__Problem to work on__.
Copy every line that contains the string "Increase" from the entries below.

:: Data provided ::

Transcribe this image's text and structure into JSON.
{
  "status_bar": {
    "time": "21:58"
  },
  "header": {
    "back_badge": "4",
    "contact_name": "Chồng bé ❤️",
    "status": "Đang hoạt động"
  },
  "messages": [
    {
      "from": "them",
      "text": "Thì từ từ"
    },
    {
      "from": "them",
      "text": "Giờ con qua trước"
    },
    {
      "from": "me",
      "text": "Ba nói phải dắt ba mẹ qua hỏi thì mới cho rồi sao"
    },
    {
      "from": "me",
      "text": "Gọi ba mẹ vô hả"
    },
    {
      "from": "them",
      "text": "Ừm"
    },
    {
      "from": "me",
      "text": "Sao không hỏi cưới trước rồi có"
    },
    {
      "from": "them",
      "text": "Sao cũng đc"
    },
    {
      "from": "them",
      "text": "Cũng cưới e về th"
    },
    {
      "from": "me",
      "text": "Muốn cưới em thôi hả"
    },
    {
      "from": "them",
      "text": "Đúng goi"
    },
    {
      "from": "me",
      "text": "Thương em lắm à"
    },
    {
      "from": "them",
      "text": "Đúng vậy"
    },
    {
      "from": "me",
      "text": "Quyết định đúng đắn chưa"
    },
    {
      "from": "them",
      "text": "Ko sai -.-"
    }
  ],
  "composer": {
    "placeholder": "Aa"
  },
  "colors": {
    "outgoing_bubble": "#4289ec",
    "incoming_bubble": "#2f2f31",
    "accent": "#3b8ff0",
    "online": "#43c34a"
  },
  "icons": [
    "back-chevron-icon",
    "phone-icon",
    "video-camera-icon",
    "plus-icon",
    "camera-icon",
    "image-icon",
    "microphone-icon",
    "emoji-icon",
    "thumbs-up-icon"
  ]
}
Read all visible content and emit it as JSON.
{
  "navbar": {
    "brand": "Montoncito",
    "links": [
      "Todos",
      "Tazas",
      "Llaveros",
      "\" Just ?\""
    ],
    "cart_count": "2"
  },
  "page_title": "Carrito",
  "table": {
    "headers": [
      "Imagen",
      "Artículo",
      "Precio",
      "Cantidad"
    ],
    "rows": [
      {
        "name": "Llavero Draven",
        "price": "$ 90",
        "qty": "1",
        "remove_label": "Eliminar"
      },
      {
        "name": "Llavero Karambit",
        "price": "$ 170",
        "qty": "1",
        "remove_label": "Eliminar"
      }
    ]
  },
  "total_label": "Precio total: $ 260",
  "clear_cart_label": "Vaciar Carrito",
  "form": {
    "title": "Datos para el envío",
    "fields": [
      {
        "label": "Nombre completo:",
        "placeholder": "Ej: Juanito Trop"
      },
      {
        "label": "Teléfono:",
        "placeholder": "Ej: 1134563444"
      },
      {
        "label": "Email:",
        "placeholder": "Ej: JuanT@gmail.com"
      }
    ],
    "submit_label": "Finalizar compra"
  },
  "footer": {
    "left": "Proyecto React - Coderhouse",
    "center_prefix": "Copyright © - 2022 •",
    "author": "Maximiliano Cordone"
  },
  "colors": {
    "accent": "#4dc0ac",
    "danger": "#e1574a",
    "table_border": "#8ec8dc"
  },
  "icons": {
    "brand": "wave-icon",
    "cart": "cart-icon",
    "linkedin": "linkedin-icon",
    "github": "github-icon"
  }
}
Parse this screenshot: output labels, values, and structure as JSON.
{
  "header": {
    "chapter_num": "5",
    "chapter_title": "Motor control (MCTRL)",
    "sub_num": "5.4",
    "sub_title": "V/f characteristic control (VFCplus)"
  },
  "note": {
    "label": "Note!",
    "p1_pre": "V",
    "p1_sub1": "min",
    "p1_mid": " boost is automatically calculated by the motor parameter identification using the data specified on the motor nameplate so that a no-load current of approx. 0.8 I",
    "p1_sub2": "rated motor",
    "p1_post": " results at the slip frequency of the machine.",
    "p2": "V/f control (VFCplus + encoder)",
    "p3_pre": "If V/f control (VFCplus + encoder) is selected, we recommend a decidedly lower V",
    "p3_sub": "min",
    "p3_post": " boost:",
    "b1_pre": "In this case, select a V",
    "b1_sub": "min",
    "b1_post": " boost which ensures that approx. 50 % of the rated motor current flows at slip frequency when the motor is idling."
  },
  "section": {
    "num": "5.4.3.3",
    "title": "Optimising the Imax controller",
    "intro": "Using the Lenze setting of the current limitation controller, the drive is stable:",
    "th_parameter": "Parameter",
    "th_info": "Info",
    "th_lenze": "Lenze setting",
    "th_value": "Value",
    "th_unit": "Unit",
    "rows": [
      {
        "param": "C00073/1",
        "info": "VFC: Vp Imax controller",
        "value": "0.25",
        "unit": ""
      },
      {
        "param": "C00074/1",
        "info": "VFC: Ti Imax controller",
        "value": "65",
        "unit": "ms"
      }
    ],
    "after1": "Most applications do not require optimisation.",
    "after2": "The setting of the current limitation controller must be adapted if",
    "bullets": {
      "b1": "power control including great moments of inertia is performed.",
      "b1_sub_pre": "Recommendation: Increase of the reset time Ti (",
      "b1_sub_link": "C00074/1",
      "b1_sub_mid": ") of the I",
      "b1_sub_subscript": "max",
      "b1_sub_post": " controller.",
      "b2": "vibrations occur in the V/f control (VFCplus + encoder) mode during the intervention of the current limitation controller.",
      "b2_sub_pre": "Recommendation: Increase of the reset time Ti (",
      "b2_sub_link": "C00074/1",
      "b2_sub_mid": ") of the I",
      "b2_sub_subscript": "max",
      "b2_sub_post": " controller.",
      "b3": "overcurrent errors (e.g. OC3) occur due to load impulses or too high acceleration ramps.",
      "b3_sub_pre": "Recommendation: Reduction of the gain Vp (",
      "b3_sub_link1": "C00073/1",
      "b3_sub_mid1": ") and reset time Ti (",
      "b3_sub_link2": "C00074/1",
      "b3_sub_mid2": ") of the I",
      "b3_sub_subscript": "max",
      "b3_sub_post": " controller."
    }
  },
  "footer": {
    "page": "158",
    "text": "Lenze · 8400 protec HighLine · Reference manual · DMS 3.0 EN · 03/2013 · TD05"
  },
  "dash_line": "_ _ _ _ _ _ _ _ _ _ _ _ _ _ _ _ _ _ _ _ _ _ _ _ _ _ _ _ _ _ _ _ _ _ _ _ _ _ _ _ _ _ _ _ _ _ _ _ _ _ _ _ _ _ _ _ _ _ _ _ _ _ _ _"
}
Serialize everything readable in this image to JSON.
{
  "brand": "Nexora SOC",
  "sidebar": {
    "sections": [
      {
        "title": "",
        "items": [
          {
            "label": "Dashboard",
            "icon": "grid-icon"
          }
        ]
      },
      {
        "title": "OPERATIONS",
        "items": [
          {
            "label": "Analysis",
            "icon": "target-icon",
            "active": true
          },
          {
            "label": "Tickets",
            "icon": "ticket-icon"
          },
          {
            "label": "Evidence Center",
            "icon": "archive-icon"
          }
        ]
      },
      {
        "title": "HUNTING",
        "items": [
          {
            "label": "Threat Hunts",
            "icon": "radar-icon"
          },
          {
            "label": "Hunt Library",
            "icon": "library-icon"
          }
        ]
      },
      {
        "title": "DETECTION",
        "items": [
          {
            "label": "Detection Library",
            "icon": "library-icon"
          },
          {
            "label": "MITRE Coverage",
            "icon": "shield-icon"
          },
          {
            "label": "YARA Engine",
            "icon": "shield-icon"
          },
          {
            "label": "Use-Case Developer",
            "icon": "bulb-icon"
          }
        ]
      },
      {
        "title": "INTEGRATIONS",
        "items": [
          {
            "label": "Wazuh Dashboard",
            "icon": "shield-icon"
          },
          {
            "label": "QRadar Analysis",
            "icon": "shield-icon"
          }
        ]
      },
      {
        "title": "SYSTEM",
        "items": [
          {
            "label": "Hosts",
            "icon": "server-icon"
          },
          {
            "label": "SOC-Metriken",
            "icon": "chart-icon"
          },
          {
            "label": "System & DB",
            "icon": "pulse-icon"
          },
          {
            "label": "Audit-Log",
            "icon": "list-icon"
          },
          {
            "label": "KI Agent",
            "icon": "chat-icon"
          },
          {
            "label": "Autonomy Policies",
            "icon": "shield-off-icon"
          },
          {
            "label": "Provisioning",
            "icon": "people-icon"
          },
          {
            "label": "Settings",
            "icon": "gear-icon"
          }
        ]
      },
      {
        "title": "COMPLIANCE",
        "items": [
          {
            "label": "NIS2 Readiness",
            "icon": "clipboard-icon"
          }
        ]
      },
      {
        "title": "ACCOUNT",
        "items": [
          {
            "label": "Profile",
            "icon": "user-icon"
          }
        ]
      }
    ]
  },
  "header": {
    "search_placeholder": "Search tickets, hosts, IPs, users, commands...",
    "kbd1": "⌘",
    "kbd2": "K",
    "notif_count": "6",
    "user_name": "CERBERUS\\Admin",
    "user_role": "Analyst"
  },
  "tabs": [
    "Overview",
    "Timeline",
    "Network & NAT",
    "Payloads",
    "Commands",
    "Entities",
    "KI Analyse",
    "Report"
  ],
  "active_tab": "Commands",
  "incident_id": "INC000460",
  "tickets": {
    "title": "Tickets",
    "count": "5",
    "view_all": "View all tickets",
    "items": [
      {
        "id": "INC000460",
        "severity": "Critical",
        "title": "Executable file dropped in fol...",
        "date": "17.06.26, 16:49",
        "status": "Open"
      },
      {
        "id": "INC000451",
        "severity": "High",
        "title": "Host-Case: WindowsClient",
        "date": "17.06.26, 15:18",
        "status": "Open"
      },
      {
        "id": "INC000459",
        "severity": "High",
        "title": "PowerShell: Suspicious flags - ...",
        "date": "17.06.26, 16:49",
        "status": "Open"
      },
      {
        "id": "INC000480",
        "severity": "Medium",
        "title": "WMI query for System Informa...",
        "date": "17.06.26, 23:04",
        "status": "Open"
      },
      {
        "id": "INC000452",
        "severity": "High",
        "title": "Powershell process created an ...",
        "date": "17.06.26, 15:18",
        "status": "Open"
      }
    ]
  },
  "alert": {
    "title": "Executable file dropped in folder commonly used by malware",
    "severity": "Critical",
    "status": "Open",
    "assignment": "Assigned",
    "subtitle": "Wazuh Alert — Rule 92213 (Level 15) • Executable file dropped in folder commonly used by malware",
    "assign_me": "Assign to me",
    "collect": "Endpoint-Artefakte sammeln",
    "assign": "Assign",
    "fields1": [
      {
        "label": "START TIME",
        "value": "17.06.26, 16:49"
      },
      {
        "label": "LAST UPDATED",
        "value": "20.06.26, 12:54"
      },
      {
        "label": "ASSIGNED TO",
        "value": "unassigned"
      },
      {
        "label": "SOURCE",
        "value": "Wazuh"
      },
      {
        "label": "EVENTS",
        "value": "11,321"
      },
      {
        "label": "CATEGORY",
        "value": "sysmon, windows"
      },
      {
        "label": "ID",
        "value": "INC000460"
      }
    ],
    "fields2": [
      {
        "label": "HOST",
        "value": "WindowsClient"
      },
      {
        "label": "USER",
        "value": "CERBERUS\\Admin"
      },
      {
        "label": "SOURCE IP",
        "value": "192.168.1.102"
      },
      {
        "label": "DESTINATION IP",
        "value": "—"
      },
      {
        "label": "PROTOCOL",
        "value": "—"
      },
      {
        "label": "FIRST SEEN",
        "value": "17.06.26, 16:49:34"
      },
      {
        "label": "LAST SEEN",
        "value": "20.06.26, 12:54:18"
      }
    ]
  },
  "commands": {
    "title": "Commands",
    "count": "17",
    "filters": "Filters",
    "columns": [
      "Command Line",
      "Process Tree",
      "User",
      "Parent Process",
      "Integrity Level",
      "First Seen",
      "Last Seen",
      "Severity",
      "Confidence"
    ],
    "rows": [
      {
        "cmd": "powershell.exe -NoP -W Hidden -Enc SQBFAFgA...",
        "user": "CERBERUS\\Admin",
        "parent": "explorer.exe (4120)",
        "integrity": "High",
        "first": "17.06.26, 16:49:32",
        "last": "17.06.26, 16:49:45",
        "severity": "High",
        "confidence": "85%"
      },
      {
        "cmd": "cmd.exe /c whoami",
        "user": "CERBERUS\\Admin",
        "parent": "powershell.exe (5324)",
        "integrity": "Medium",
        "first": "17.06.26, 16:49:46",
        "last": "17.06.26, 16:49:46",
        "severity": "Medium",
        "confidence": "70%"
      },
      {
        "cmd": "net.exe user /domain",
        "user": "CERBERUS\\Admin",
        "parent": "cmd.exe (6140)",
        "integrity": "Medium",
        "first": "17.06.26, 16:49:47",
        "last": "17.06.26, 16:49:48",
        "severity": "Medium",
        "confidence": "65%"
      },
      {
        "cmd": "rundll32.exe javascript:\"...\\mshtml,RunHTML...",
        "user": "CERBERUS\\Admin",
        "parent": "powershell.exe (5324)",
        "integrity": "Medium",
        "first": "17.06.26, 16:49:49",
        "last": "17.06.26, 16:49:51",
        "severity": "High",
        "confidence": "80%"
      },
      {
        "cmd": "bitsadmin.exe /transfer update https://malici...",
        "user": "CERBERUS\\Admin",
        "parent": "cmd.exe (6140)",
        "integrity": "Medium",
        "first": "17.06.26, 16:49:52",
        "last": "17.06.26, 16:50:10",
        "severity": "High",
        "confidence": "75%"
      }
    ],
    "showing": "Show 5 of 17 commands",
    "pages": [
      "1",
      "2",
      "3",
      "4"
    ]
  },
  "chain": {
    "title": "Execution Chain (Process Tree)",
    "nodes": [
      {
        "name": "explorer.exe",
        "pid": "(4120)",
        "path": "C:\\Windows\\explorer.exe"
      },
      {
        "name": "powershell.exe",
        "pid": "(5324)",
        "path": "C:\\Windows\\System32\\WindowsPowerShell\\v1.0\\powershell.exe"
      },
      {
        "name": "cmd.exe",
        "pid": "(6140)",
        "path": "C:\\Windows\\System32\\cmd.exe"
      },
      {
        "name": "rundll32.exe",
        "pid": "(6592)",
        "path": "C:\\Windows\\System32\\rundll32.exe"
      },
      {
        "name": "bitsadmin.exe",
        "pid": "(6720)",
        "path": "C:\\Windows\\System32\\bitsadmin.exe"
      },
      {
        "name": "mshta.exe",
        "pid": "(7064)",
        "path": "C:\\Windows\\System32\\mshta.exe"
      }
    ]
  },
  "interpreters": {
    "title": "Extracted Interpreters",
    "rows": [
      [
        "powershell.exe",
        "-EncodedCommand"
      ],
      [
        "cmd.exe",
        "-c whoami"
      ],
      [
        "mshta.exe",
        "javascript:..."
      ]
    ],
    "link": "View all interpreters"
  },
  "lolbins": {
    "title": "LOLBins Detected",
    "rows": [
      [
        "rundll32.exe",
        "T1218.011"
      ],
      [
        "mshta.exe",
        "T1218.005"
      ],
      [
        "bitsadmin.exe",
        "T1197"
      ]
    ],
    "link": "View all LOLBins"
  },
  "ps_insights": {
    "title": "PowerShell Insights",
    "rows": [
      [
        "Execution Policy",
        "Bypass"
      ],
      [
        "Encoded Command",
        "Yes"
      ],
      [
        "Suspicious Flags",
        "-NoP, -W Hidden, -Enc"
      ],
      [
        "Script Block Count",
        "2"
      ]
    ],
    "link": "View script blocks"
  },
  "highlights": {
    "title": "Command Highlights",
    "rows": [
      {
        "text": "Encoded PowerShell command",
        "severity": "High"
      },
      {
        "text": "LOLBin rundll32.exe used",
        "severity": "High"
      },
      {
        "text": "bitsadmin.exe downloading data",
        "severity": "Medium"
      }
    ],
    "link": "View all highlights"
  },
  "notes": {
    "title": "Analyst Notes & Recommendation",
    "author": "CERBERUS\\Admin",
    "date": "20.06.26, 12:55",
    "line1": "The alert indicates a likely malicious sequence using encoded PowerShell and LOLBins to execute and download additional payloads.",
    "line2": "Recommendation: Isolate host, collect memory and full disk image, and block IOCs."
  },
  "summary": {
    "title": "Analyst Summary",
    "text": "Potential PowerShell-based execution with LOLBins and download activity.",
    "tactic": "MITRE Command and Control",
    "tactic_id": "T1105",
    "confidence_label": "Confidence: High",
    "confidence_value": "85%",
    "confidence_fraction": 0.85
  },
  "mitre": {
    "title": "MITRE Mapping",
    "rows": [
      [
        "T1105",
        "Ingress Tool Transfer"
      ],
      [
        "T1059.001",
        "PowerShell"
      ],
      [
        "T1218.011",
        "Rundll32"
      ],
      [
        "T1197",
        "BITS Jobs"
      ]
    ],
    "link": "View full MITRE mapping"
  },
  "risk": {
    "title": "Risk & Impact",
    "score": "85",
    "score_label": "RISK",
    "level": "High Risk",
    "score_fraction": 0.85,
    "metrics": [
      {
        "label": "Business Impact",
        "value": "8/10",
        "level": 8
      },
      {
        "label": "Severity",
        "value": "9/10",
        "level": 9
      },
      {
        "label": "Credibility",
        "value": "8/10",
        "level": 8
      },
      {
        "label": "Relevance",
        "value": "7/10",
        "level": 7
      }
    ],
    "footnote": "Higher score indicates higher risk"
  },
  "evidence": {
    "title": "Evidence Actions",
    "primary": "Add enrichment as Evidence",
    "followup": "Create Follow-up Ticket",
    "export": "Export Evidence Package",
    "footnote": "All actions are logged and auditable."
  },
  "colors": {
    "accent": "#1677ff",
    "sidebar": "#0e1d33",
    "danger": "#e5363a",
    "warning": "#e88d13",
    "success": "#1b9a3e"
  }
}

:::

__The answer__.
      "b1_sub_pre": "Recommendation: Increase of the reset time Ti (",
      "b2_sub_pre": "Recommendation: Increase of the reset time Ti (",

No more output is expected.